____ VORLIEGENDER TEXT

Das österreichische Unternehmen ekey ist spezialisiert auf Schließsysteme mit Fingerprint und hatte seine neuesten Lösungen ebenfalls auf der BAU ausgestellt. Angesprochen auf die Vorbehalte der potenziellen Kunden, sagt Geschäftsführer Michael Gallner-Holzmann: „Kleine Verletzungen oder Verschmutzungen am Finger stellen für einen ekey Fingerprint dank des patentierten Erkennungs-Algorithmus kein Problem dar. Ähnlich verhält es sich mit dem Wachstum bei Kinderfingern, auch dieses wird erkannt.“ Auf der BAU konnten sich Interessierte auch an der ekey-Konsole zeigen lassen, dass man verschiedene Finger mit unterschiedlichen Funktionen belegen kann. Das Smart-Home-System erkennt dadurch, wer eine Aktion auslöst. Gallner-Holzmann erläutert: „So lassen sich Gebäude auf bestimmte Personen bezogen steuern und organisieren. Je nachdem, wer den Fingerprint mit welchem Finger bedient, werden zum Beispiel Licht, Alarmanlage, Heizung oder Jalousien angesteuert.“ Die neueste Generation ihrer Fingerprint-Lösungen seien der zentrale Ausgangspunkt fürs Smart Home und entspreche dem Trend hin zu Smart Living, so der ekey-Geschäftsführer.

Momentan schwirrt die Zahl in der Branche, dass etwa drei Prozent der Haustüren sich mit dem Fingerprint öffnen lassen – eine Zahl, die aber offiziell niemand bestätigen wollte. Sicher ist, dass hier noch Luft nach oben ist und das Marktpotenzial für die smarten Türöffner-Lösungen groß.

Einbruchschutz für Haus- und Wohnungstüre

Unabhängig davon, ob sich die Bewohner oder Besitzer für ein elektronisches oder mechanisches Schloss entscheiden: Zum erhöhten Schutz vor Einbruch empfiehlt sich eine Mehrfachverriegelung. Dabei befinden sich nicht nur die Falle und der Riegel im Mittelschloss, sondern oben und unten weitere Verriegelungen durch Bolzen oder Haken. Das sei laut Hantel von Wilka inzwischen Standard in Neubau-Wohnungen und Neubau-Häusern. Eigenheimbesitzer, die vergessen abzusperren, können sich für ein Schloss mit Selbstverriegelung entscheiden. Hier wird die Tür beim Zuziehen bereits automatisch verriegelt.

________
____ GEGEBENE ZEILEN

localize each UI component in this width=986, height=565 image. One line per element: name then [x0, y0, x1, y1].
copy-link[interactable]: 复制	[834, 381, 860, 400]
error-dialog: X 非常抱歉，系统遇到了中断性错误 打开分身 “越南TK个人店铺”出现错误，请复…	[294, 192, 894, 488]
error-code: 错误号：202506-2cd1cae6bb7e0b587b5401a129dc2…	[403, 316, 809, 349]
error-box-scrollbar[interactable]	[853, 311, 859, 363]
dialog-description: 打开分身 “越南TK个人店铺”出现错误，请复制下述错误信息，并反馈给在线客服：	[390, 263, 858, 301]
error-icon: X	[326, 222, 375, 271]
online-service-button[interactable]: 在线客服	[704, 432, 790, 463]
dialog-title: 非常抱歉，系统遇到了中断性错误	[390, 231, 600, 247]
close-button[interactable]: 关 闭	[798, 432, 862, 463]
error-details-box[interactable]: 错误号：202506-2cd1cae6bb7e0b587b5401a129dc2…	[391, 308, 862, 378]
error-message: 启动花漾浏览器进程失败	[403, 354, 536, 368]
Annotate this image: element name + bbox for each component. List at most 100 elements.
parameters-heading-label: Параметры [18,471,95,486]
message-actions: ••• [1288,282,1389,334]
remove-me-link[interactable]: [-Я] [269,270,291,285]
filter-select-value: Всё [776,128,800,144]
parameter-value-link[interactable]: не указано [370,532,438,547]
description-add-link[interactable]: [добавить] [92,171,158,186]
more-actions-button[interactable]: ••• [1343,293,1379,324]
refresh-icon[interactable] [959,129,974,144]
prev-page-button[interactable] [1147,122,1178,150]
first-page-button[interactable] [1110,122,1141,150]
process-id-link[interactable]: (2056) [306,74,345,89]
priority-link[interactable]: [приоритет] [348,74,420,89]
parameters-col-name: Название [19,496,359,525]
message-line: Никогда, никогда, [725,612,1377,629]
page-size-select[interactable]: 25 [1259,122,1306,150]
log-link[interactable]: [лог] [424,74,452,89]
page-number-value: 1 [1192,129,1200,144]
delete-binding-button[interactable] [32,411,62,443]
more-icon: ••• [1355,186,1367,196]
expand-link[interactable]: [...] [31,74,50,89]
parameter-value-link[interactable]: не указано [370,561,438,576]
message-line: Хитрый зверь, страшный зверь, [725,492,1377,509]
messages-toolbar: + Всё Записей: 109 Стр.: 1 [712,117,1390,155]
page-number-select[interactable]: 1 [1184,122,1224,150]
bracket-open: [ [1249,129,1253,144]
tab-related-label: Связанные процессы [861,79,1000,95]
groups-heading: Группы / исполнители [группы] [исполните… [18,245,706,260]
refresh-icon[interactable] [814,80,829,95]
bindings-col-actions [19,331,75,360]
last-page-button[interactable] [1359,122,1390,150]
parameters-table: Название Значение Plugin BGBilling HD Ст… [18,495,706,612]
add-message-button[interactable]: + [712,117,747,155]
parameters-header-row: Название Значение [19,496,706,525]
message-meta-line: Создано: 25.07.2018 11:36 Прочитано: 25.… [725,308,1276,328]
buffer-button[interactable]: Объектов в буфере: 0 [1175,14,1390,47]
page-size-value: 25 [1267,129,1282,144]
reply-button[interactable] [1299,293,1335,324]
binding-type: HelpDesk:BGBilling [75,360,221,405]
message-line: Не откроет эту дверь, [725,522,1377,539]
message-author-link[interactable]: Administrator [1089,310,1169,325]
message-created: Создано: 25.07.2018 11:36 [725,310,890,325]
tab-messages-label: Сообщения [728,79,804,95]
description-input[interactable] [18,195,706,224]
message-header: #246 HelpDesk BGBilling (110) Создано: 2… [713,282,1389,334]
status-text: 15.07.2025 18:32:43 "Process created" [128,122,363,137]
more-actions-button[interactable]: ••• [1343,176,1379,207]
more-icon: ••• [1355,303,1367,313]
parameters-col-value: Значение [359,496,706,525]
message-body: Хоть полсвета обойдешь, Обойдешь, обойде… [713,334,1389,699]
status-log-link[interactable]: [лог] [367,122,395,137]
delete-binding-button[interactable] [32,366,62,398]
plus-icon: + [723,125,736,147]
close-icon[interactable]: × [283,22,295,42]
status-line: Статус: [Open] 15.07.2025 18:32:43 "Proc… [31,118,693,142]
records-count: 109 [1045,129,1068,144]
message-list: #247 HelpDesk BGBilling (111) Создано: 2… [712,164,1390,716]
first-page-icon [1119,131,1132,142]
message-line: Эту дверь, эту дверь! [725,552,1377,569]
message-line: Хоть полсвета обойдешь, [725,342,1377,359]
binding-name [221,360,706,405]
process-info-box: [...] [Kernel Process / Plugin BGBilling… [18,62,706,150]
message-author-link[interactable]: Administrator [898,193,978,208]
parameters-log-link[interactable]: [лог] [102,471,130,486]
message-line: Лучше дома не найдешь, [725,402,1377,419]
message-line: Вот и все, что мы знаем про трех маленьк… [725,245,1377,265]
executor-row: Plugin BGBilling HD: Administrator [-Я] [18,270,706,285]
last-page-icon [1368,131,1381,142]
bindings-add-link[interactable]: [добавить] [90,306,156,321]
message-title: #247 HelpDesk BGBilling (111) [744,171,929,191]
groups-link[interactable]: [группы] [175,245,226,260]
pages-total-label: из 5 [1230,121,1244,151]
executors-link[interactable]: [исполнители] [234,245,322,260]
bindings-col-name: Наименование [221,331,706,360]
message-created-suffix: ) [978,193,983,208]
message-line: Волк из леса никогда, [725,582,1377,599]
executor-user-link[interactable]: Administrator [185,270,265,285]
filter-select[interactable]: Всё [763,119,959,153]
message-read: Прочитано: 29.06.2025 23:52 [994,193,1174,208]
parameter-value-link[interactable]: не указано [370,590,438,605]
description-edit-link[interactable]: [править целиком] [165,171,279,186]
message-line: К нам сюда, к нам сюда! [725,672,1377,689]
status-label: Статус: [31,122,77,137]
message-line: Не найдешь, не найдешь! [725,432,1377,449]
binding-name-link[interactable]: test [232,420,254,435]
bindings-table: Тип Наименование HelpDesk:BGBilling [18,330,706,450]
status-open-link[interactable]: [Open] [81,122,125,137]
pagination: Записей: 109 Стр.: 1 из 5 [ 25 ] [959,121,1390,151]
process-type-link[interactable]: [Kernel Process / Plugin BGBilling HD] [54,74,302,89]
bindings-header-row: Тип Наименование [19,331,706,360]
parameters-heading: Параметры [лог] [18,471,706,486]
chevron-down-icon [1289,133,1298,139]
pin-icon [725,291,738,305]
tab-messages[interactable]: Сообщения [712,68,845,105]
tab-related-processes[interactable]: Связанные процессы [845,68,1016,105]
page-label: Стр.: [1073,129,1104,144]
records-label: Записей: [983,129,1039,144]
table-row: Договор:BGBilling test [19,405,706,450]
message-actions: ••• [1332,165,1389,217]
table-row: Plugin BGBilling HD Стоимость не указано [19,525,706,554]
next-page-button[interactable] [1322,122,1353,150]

________

AUFGABENSTELLUNG. Wie lautet die Stelle im Text über Fingerprint-Schlösser von „Momentan schwirrt die“ bis einschließlich „smarten Türöffner-Lösungen groß.“? Gib sie wortgetreu wieder. Die Zeilen spielen hierfür keine Rolle.

LÖSUNG.
Momentan schwirrt die Zahl in der Branche, dass etwa drei Prozent der Haustüren sich mit dem Fingerprint öffnen lassen – eine Zahl, die aber offiziell niemand bestätigen wollte. Sicher ist, dass hier noch Luft nach oben ist und das Marktpotenzial für die smarten Türöffner-Lösungen groß.